__What the task asks__
State the number of lines in the material below that have "Nota" in them, without any other text.

__Dataset excerpt__
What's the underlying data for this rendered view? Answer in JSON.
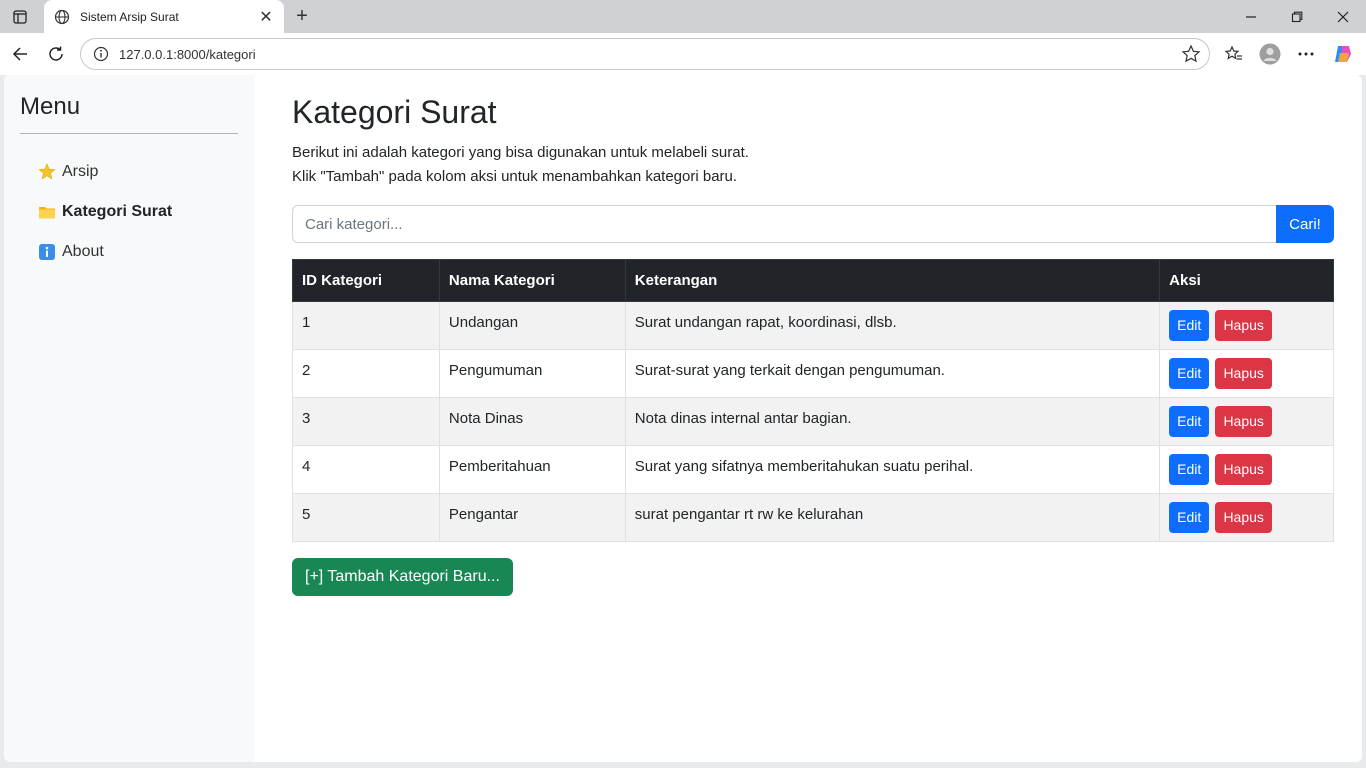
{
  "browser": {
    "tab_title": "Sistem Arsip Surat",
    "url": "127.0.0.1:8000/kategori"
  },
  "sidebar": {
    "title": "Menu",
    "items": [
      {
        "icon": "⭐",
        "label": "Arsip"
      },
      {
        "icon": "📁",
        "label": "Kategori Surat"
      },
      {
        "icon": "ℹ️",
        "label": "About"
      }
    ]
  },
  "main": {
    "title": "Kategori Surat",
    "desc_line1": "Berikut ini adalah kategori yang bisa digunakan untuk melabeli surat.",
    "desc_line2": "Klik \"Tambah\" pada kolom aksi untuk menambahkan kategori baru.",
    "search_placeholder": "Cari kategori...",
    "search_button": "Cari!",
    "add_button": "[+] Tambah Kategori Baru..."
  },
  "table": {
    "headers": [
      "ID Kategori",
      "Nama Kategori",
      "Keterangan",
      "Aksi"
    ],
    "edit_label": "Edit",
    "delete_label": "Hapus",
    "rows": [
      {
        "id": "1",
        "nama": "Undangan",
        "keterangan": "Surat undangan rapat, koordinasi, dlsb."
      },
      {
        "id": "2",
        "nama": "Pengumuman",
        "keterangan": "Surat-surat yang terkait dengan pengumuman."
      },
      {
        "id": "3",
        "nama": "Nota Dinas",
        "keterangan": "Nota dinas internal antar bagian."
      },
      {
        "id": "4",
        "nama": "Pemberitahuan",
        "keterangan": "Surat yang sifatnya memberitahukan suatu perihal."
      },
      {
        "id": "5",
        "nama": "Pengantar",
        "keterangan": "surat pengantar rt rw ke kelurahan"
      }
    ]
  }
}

* * *

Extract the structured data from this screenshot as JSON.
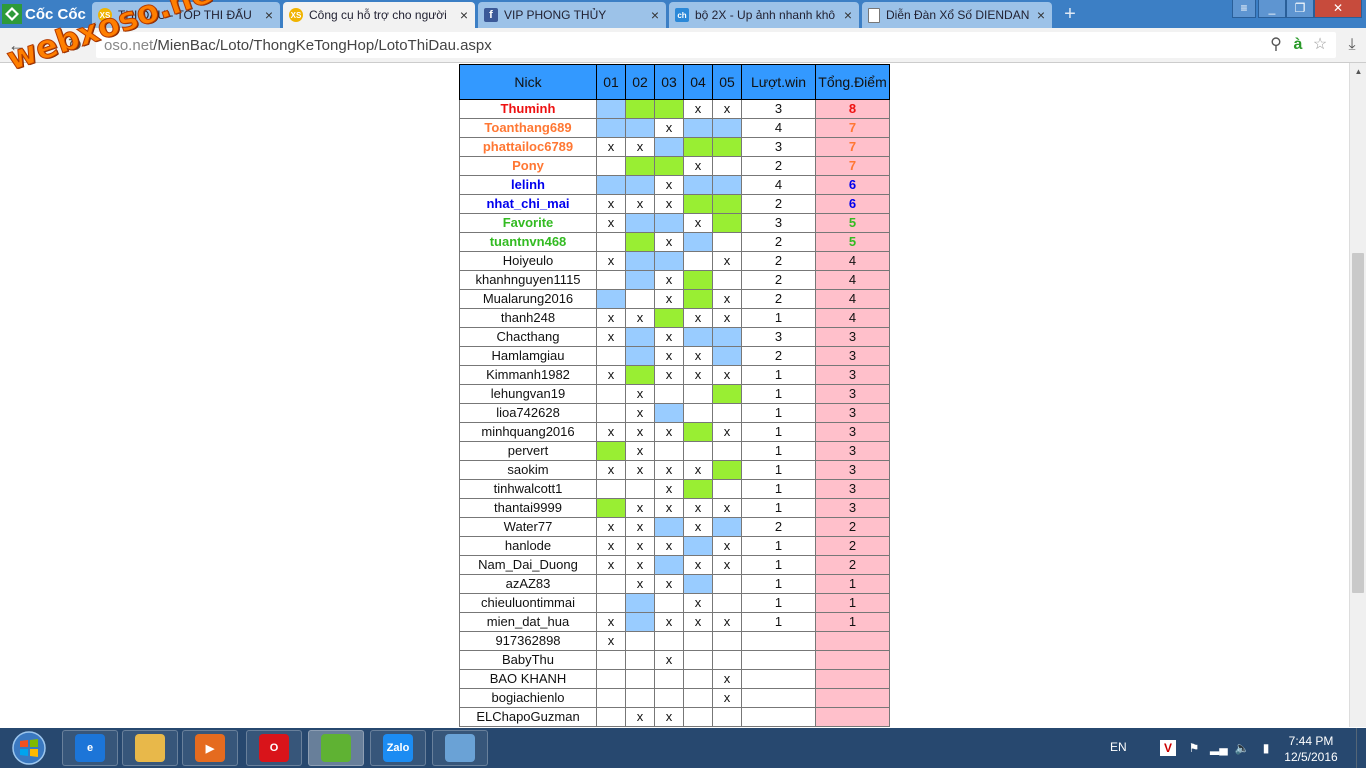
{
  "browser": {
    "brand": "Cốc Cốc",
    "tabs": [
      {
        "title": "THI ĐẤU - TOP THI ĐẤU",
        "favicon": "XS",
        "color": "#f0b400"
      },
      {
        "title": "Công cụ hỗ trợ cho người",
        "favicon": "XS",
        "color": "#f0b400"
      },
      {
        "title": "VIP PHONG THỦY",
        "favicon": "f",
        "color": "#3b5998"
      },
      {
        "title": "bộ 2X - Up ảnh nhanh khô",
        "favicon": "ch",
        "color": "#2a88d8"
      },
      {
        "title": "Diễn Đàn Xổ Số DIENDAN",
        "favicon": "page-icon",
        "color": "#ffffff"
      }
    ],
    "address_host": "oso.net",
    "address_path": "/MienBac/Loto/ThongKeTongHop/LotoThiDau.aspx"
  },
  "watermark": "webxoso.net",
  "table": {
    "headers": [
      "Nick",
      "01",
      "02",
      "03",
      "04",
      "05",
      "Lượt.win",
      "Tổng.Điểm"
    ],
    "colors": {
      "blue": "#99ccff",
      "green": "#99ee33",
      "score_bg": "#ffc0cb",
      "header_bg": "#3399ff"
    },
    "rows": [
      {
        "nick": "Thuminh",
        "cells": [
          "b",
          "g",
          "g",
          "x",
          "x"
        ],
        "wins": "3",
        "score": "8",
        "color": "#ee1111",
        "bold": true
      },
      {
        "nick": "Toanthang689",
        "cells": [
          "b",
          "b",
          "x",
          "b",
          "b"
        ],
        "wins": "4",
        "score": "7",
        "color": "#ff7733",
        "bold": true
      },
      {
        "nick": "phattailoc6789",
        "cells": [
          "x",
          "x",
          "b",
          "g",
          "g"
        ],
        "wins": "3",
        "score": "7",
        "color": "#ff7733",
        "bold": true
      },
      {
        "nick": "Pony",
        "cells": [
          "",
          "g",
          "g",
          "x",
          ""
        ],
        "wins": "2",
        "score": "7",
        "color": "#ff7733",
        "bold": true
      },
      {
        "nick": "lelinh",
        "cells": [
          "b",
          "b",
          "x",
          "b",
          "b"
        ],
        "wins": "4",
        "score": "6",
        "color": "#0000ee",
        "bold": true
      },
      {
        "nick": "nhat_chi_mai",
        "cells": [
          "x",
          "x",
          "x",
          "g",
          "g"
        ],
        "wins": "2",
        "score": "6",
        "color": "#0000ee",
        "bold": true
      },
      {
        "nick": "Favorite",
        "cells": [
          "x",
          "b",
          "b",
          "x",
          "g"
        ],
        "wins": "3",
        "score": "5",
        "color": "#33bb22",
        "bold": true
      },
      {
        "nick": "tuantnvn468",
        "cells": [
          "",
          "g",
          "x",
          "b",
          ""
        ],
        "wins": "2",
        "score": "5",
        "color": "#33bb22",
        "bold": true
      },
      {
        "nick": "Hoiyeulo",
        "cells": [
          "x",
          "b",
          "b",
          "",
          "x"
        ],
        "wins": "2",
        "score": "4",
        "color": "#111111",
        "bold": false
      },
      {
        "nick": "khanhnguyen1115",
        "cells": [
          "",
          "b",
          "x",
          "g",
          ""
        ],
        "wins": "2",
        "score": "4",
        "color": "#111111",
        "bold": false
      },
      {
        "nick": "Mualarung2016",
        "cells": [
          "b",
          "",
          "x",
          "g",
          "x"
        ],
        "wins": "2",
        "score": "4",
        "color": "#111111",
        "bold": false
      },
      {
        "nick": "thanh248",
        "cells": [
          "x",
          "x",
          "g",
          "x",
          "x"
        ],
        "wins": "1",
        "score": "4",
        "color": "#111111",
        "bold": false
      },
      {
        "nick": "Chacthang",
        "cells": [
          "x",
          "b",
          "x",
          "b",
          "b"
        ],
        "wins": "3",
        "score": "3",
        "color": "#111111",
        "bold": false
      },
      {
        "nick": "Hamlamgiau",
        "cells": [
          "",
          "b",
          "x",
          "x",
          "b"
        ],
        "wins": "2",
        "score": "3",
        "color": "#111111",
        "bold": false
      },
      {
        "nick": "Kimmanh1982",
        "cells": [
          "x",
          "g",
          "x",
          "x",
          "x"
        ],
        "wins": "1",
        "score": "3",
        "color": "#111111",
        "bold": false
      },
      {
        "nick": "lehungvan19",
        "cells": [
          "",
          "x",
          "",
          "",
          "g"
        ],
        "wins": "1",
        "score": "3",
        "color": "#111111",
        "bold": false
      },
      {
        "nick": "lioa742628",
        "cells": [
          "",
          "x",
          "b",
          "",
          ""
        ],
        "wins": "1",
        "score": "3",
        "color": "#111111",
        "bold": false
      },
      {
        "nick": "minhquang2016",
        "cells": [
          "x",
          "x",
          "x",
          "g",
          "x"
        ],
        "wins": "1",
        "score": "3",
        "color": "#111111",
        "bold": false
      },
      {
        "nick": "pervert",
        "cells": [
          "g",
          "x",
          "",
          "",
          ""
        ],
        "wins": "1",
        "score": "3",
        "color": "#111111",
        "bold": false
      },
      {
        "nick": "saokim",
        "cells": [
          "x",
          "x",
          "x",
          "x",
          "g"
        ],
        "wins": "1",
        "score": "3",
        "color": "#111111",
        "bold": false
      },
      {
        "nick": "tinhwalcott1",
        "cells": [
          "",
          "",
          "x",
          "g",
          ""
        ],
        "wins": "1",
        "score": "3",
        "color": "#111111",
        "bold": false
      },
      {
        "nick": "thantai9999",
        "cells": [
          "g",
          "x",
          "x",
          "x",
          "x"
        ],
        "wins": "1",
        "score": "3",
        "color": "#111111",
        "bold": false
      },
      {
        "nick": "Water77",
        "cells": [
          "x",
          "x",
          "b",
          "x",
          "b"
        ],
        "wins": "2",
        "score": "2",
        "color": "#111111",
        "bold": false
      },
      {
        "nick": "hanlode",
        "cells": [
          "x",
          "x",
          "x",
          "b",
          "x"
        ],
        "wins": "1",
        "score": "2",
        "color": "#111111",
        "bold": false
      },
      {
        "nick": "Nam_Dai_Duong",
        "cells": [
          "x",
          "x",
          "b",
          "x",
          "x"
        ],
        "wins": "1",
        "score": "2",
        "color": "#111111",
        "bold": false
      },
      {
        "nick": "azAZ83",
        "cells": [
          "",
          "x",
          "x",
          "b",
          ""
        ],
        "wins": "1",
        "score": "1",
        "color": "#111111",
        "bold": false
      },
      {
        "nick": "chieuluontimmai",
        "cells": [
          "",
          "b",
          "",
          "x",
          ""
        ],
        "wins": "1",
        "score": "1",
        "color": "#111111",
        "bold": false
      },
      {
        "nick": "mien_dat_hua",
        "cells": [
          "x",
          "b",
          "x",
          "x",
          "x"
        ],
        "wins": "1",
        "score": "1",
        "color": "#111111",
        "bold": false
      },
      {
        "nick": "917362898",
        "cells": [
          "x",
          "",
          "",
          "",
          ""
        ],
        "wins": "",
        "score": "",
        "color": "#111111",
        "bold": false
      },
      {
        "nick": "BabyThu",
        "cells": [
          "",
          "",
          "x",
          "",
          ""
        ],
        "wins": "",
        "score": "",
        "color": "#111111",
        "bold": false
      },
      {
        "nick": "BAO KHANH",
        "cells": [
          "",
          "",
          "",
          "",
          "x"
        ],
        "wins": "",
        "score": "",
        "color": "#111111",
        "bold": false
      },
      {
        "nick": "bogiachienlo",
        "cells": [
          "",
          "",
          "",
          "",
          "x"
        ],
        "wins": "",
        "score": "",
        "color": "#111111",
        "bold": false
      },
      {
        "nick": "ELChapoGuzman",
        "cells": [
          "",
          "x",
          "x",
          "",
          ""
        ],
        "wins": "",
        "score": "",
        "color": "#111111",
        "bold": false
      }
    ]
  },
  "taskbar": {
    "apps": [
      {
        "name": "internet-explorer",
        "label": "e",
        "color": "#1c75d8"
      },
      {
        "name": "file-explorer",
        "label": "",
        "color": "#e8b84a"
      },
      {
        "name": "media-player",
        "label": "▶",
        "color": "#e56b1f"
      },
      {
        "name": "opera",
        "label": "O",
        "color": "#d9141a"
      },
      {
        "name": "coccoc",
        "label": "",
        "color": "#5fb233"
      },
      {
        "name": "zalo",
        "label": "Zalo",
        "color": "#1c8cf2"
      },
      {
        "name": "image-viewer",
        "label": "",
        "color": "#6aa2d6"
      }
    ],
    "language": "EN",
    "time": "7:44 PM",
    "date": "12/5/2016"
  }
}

__Final answer__
2